[Records about charts and figures]
----------------
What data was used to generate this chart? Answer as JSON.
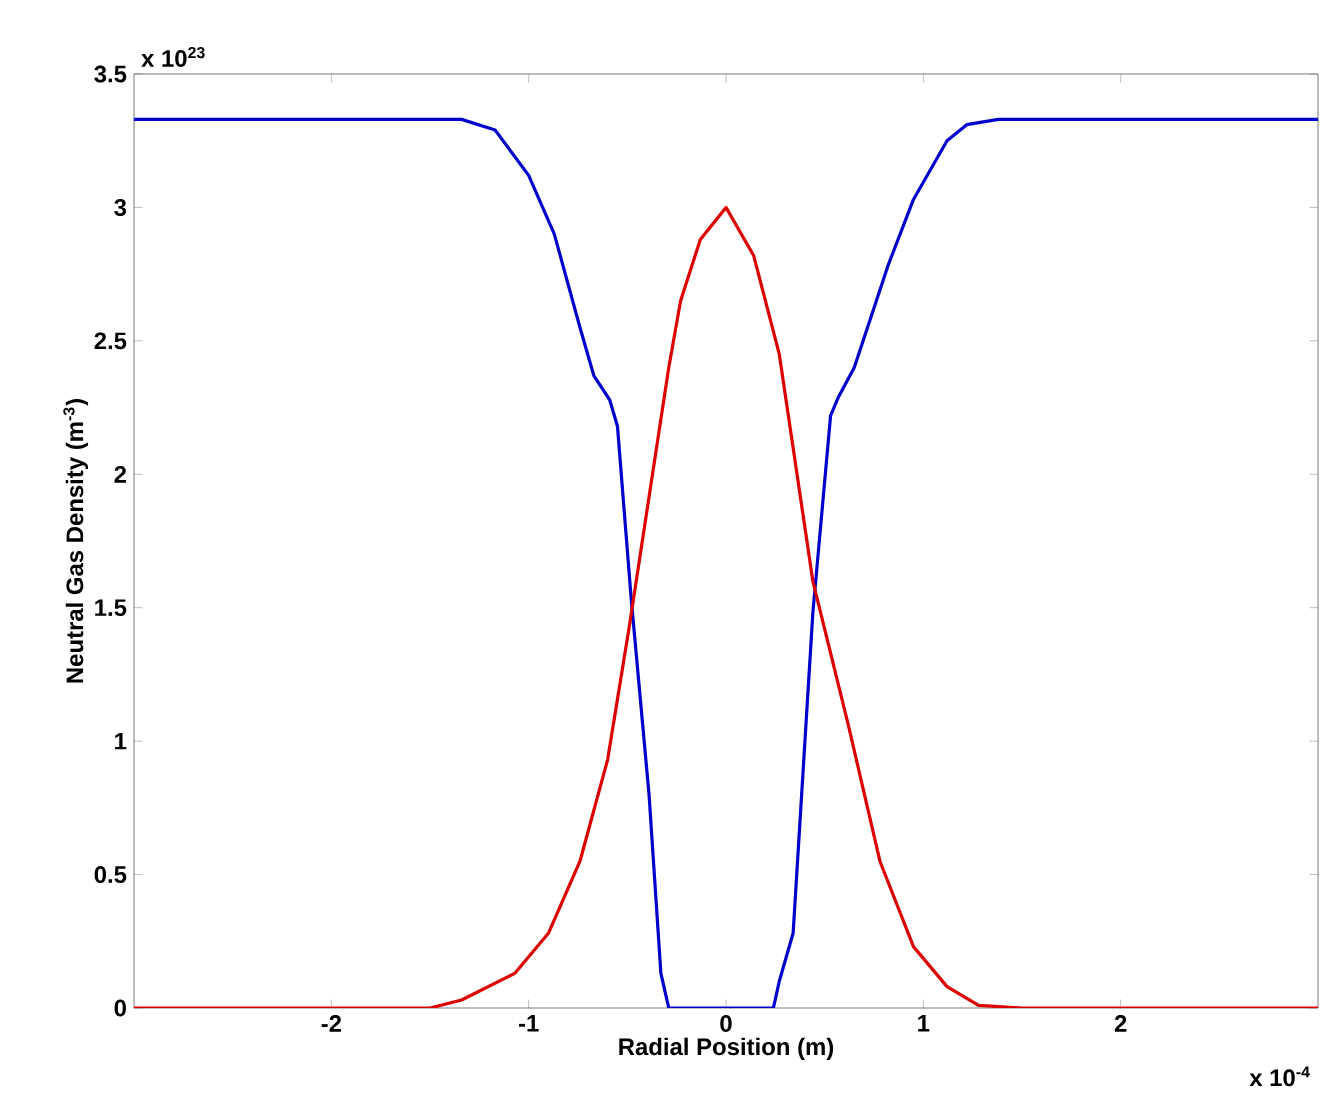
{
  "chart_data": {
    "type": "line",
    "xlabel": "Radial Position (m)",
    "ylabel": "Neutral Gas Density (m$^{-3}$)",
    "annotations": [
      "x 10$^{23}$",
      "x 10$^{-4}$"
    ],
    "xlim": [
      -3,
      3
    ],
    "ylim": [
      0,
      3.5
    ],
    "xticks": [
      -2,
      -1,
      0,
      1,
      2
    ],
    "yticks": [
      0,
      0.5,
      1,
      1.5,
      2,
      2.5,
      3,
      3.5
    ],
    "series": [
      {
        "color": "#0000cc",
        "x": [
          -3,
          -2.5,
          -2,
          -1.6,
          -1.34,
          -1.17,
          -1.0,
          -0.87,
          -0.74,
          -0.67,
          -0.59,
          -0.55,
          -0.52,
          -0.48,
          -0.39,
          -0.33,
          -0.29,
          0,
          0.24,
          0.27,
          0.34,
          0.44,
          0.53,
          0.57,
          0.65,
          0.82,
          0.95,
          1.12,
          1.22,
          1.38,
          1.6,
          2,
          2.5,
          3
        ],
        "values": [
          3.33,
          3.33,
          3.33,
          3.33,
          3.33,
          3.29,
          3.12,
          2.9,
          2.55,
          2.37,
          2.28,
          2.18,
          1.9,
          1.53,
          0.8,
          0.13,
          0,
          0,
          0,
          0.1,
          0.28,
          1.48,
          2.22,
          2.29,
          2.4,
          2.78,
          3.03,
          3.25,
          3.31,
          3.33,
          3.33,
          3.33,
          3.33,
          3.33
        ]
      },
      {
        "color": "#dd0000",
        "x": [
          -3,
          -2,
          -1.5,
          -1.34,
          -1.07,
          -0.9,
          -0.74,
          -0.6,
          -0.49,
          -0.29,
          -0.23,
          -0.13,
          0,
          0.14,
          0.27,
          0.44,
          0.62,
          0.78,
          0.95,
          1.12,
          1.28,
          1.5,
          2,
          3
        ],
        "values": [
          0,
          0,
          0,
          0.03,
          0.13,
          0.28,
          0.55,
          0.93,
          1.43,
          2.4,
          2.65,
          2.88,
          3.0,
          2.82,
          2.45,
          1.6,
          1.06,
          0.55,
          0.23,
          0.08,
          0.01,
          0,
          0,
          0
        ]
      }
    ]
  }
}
----------------
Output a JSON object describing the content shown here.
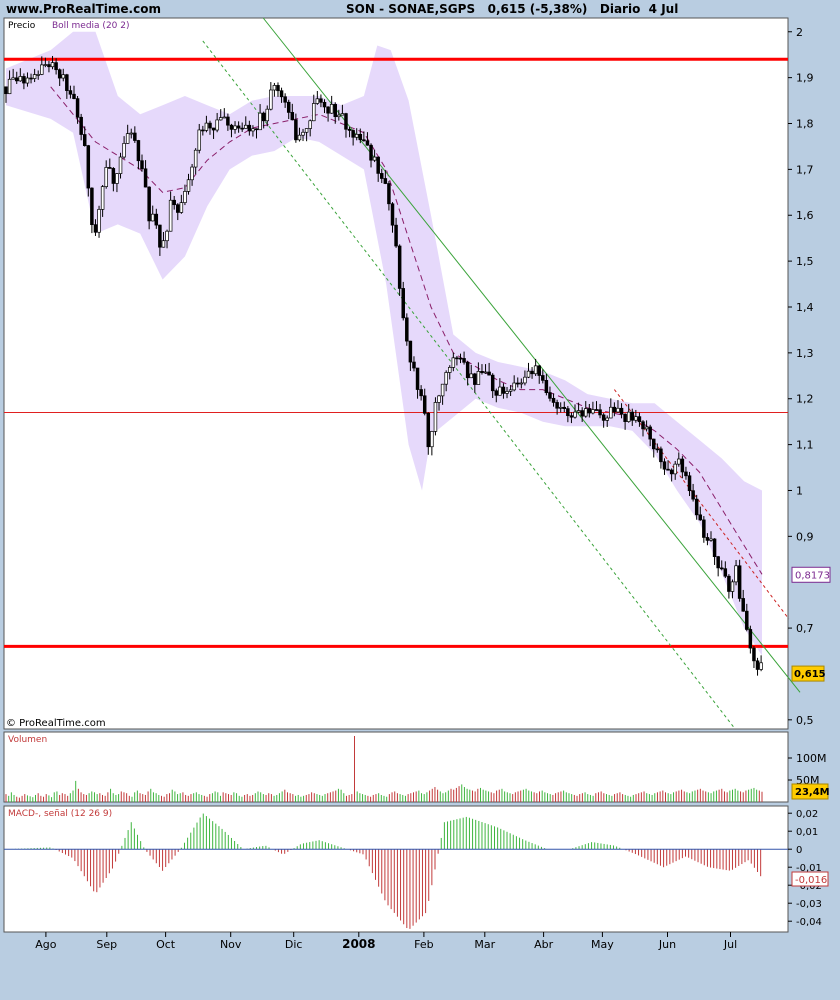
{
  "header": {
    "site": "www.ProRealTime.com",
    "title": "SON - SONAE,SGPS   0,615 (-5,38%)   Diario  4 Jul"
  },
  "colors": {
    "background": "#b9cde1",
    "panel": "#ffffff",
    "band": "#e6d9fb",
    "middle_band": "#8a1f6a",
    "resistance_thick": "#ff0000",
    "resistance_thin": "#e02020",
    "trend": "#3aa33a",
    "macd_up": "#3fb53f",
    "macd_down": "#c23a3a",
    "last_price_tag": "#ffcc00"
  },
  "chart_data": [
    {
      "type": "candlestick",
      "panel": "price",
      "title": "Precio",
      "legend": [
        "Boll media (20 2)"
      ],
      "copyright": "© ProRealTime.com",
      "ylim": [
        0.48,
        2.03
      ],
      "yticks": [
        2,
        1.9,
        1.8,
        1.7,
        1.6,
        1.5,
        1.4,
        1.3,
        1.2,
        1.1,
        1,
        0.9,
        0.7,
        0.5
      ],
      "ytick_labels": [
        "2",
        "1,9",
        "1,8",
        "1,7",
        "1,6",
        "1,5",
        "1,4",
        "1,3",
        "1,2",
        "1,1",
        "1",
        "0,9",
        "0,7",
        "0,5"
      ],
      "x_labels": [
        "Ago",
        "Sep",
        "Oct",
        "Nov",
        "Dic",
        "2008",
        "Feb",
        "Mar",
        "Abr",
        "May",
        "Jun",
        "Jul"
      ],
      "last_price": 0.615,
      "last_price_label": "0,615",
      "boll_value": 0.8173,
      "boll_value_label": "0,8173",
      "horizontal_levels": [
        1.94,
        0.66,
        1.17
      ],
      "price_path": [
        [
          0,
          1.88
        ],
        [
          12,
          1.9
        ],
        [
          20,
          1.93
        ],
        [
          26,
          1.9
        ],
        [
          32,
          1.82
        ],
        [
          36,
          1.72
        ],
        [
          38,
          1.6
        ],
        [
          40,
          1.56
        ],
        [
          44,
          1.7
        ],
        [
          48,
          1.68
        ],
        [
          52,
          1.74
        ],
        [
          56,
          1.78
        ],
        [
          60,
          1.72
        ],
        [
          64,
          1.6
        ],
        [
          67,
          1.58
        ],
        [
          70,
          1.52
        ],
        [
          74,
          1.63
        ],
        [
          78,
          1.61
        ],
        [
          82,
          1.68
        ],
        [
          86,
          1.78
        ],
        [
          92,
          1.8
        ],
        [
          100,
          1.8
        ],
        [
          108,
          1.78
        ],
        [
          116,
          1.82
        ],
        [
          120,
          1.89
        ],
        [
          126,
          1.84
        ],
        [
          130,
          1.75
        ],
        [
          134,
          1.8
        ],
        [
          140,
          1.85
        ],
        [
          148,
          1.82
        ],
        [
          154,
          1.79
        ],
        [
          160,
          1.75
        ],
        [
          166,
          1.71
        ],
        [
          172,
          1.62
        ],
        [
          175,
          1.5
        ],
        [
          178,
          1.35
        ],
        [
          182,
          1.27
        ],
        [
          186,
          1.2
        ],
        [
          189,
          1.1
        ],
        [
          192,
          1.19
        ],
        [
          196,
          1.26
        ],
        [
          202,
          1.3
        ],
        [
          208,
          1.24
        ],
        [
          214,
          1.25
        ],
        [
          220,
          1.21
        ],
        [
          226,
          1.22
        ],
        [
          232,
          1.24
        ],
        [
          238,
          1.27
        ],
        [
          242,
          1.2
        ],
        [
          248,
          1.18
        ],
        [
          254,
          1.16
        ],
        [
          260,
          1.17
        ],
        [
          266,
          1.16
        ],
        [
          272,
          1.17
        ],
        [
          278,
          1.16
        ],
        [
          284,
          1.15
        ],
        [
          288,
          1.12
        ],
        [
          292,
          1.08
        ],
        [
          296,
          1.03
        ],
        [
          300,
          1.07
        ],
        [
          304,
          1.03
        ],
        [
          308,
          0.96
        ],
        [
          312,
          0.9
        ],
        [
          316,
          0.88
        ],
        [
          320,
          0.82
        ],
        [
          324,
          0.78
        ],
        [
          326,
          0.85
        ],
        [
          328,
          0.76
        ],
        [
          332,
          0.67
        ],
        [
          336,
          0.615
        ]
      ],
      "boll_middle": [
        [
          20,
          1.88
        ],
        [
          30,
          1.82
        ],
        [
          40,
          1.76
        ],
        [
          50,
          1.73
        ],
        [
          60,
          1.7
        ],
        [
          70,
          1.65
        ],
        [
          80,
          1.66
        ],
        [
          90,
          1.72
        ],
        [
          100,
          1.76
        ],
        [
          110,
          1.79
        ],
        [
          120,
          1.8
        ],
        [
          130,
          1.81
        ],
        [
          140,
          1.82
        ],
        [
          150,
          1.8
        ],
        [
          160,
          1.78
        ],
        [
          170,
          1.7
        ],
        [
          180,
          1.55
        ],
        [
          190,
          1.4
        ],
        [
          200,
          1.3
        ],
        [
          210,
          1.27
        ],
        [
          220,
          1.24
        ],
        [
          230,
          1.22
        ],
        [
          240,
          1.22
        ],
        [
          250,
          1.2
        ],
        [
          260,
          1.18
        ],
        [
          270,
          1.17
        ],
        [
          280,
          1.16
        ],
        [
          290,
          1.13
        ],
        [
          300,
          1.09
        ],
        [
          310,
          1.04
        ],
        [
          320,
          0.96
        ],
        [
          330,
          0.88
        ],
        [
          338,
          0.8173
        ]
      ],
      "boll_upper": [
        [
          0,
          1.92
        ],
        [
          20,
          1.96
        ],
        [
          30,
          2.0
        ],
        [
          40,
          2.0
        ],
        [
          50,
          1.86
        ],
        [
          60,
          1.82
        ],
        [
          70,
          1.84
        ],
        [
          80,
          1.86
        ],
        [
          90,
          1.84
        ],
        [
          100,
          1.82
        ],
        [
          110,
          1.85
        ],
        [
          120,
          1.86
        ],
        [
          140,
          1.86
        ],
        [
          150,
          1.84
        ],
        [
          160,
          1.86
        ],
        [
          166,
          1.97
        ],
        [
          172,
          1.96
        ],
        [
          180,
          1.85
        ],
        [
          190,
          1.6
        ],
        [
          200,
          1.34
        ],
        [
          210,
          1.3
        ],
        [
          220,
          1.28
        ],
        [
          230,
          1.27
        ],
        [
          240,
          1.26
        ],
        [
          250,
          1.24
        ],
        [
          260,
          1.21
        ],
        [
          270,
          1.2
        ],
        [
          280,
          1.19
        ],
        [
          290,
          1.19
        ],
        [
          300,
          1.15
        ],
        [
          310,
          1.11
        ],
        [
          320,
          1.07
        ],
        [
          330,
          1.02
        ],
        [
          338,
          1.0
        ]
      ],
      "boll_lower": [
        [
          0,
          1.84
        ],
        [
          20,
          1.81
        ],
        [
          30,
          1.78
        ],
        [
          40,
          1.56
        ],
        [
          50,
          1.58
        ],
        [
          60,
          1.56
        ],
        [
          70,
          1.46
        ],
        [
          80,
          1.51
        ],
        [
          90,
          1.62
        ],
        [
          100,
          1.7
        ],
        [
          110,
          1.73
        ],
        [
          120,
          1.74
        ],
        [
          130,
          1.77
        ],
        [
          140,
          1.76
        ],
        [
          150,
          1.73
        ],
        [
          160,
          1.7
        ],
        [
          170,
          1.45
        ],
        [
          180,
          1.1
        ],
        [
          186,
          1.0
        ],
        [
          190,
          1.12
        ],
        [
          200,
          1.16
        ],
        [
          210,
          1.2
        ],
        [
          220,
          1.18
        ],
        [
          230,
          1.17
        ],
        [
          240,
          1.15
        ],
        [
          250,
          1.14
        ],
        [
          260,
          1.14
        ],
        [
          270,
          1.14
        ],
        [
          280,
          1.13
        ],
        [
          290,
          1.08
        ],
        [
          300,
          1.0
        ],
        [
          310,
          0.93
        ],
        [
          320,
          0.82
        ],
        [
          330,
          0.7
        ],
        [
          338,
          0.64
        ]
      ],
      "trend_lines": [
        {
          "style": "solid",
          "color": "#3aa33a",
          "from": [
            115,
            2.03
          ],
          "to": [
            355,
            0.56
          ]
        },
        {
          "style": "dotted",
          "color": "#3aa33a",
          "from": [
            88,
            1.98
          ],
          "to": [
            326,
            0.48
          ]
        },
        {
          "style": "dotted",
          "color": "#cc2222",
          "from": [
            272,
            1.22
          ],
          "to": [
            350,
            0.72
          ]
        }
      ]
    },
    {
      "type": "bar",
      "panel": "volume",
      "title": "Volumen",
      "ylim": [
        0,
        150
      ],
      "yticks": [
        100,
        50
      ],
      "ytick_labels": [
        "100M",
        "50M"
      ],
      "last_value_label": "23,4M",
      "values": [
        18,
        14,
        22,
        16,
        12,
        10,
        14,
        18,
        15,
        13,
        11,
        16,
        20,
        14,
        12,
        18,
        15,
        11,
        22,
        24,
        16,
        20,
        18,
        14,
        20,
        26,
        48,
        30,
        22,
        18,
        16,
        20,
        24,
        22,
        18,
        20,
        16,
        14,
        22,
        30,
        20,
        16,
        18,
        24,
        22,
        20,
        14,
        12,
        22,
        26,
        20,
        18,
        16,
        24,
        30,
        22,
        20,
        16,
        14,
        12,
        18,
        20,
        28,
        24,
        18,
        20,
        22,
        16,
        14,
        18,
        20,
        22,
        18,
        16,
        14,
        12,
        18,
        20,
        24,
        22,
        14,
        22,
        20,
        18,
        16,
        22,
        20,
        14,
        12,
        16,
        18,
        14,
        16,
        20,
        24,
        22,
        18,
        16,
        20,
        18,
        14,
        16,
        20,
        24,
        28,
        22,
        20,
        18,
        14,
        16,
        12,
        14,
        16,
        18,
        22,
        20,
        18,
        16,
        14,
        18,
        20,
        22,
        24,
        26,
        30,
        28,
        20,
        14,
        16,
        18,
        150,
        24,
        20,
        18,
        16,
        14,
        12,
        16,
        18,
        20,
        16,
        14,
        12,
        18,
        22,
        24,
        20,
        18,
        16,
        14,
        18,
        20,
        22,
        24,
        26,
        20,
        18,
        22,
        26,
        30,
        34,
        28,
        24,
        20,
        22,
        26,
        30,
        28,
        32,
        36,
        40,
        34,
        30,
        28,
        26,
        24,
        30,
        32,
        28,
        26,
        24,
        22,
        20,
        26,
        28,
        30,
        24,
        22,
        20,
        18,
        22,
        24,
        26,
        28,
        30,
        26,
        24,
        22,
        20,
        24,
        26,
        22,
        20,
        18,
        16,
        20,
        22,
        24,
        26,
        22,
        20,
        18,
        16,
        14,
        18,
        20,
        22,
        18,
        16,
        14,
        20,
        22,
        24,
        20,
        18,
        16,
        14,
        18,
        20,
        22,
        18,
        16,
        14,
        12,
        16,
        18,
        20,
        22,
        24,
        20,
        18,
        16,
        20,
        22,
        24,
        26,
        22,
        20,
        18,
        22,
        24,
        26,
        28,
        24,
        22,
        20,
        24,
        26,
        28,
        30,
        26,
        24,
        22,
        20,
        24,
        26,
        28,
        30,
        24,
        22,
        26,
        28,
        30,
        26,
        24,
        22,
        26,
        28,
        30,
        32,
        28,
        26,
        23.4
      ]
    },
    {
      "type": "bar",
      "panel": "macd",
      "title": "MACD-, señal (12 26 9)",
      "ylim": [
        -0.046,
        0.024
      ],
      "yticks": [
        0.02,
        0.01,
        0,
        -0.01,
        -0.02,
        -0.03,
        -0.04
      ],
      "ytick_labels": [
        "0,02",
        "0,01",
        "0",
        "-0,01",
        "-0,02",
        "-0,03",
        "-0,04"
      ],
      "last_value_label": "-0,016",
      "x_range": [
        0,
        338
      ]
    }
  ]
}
----------------
Pull every line containing the word "panel" out of the material.

* [Task output]
    "panel": "#ffffff",
      "panel": "price",
      "panel": "volume",
      "panel": "macd",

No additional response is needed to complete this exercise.